Image-based layout entries
* Start *
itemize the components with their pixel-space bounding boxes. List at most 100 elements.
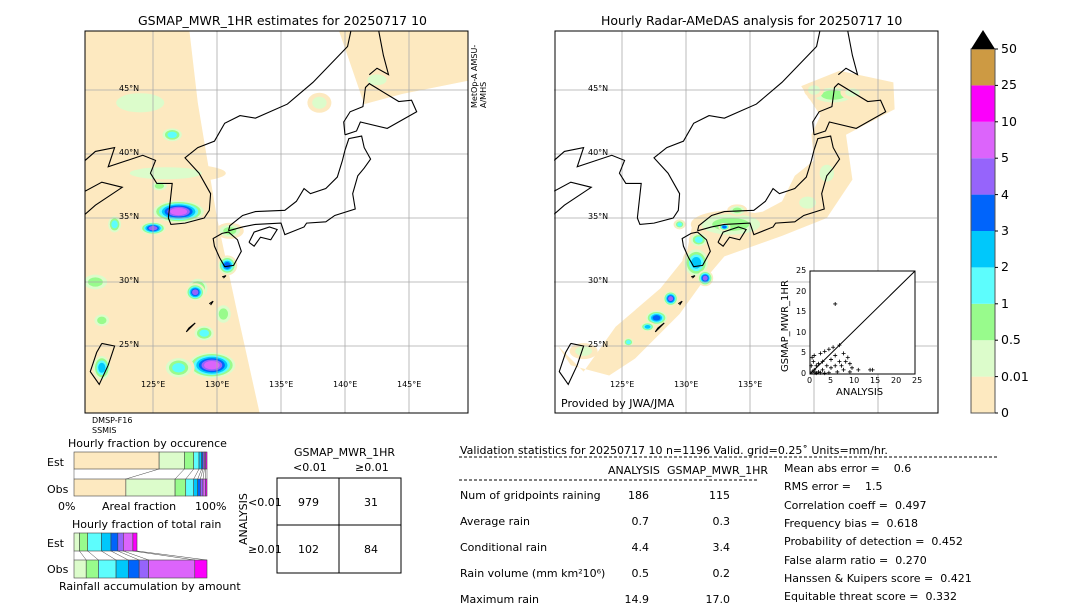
scatter-point [814,363,819,368]
rain-est-segment [132,532,138,552]
stats-score: Correlation coeff = 0.497 [784,498,927,512]
colorbar-tick-label: 10 [1001,113,1017,129]
lat-label: 25°N [588,340,609,349]
rain-obs-segment [194,559,208,579]
scatter-point [818,370,823,375]
connector [200,468,204,480]
coastline [343,82,418,136]
coastline [690,275,696,279]
stats-analysis-value: 14.9 [624,593,650,606]
lon-label: 125°E [141,380,166,389]
occ-xlabel: Areal fraction [102,500,177,513]
rain-area [199,329,209,337]
scatter-point [812,353,817,358]
lat-label: 25°N [119,340,140,349]
stats-gsmap-value: 3.4 [712,541,731,554]
scatter-ytick: 0 [801,369,807,378]
rain-est-segment [87,532,102,552]
scatter-xtick: 25 [912,376,923,385]
scatter-ytick: 25 [796,266,807,275]
rain-obs-segment [115,559,129,579]
colorbar-segment [971,49,995,86]
total-rain-title: Hourly fraction of total rain [72,518,222,531]
connector [123,550,149,561]
scatter-point [826,347,831,352]
stats-score: RMS error = 1.5 [784,480,883,494]
occ-obs-segment [200,478,204,497]
scatter-point [833,353,838,358]
scatter-point [826,370,831,375]
scatter-ytick: 5 [801,348,807,358]
lat-label: 30°N [588,276,609,285]
rain-area [97,316,107,325]
lon-label: 135°E [269,380,294,389]
connector [202,468,205,480]
colorbar-tick-label: 0.01 [1001,368,1029,384]
rain-est-segment [123,532,134,552]
scatter-point [841,367,846,372]
occ-obs-segment [185,478,195,497]
rain-area [575,346,592,356]
coastline [248,226,278,247]
coastline [209,300,214,306]
satellite-label-1: DMSP-F16 [92,416,133,425]
stats-row-label: Rain volume (mm km²10⁶) [460,567,606,580]
scatter-point [831,345,836,350]
occ-est-segment [158,451,185,470]
rain-est-segment [110,532,119,552]
connector [132,550,195,561]
one-to-one-line [809,270,916,375]
rain-area [722,225,727,229]
stats-score: False alarm ratio = 0.270 [784,553,927,567]
colorbar-segment [971,340,995,377]
scatter-point [833,301,838,306]
coastline [185,322,196,333]
coastline [85,181,124,215]
scatter-point [847,369,852,374]
stats-score: Probability of detection = 0.452 [784,535,963,549]
left-map [85,31,468,413]
rain-area [652,315,661,321]
rain-area [204,361,220,370]
satellite-label-top: MetOp-A AMSU-A/MHS [470,44,488,108]
scatter-xtick: 5 [828,376,834,385]
rain-area [170,208,188,216]
scatter-point [835,369,840,374]
scatter-point [822,349,827,354]
cont-cell-hit: 84 [364,543,378,556]
scatter-point [822,371,827,376]
colorbar-segment [971,303,995,341]
lat-label: 45°N [119,84,140,93]
colorbar-segment [971,158,995,195]
stats-score: Hanssen & Kuipers score = 0.421 [784,571,972,585]
rain-obs-segment [73,559,87,579]
lat-label: 35°N [119,212,140,221]
colorbar-extend-arrow [971,30,995,49]
connector [117,550,140,561]
colorbar-segment [971,85,995,122]
scatter-point [837,343,842,348]
left-map-title: GSMAP_MWR_1HR estimates for 20250717 10 [138,13,427,28]
satellite-label-2: SSMIS [92,426,117,435]
rain-area [116,93,165,113]
rain-area [172,362,186,373]
lon-label: 135°E [738,380,763,389]
lon-label: 140°E [333,380,358,389]
rain-est-label: Est [47,537,64,550]
occ-est-segment [193,451,200,470]
scatter-point [850,365,854,370]
colorbar-segment [971,194,995,231]
colorbar-segment [971,121,995,159]
scatter-point [847,361,852,366]
connector [125,468,160,480]
coastline [368,31,390,76]
rain-obs-segment [85,559,99,579]
stats-row-label: Num of gridpoints raining [460,489,601,502]
connector [79,550,87,561]
lat-label: 40°N [119,148,140,157]
occ-obs-segment [174,478,187,497]
stats-row-label: Conditional rain [460,541,548,554]
colorbar-tick-label: 25 [1001,77,1017,93]
rain-area [694,236,703,243]
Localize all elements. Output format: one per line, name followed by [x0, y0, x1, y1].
* End *
### [GOAL]
Please reproduce, unchanged, the stretch of lines from the one containing "scatter-point [814,363,819,368]" through the one containing "lon-label: 135°E [269,380,294,389]", including both of those lines.

### [CORRECT OUTPUT]
scatter-point [814,363,819,368]
rain-est-segment [132,532,138,552]
stats-score: Correlation coeff = 0.497 [784,498,927,512]
colorbar-tick-label: 10 [1001,113,1017,129]
lat-label: 25°N [588,340,609,349]
rain-obs-segment [194,559,208,579]
scatter-point [818,370,823,375]
connector [200,468,204,480]
coastline [343,82,418,136]
coastline [690,275,696,279]
stats-analysis-value: 14.9 [624,593,650,606]
lon-label: 125°E [141,380,166,389]
occ-xlabel: Areal fraction [102,500,177,513]
rain-area [199,329,209,337]
scatter-point [812,353,817,358]
lat-label: 25°N [119,340,140,349]
stats-gsmap-value: 3.4 [712,541,731,554]
scatter-ytick: 0 [801,369,807,378]
rain-est-segment [87,532,102,552]
scatter-xtick: 25 [912,376,923,385]
scatter-ytick: 25 [796,266,807,275]
rain-obs-segment [115,559,129,579]
colorbar-segment [971,49,995,86]
total-rain-title: Hourly fraction of total rain [72,518,222,531]
connector [123,550,149,561]
scatter-point [826,347,831,352]
stats-score: RMS error = 1.5 [784,480,883,494]
occ-obs-segment [200,478,204,497]
scatter-point [833,353,838,358]
scatter-point [826,370,831,375]
scatter-ytick: 5 [801,348,807,358]
lat-label: 30°N [588,276,609,285]
rain-area [97,316,107,325]
lon-label: 135°E [269,380,294,389]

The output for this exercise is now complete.